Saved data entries
>> Begin

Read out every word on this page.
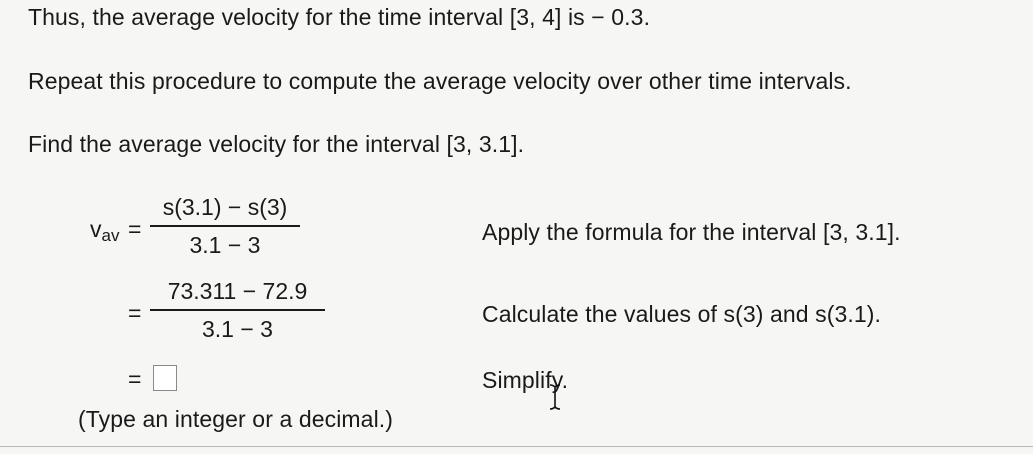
Thus, the average velocity for the time interval [3, 4] is − 0.3.
Repeat this procedure to compute the average velocity over other time intervals.
Find the average velocity for the interval [3, 3.1].
$v_{av}$ =
s(3.1) − s(3)
3.1 − 3	Apply the formula for the interval [3, 3.1].
=
73.311 − 72.9
3.1 − 3
Calculate the values of s(3) and s(3.1).
=	Simplify.
(Type an integer or a decimal.)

>> End

:: Directive ::
Return all of the data exactly as written, and drop the pictures.

:: Result of the exercise ::
Read out every word on this page.
Thus, the average velocity for the time interval [3, 4] is − 0.3.
Repeat this procedure to compute the average velocity over other time intervals.
Find the average velocity for the interval [3, 3.1].
$v_{av}$ =
s(3.1) − s(3)
3.1 − 3	Apply the formula for the interval [3, 3.1].
=
73.311 − 72.9
3.1 − 3
Calculate the values of s(3) and s(3.1).
=	Simplify.
(Type an integer or a decimal.)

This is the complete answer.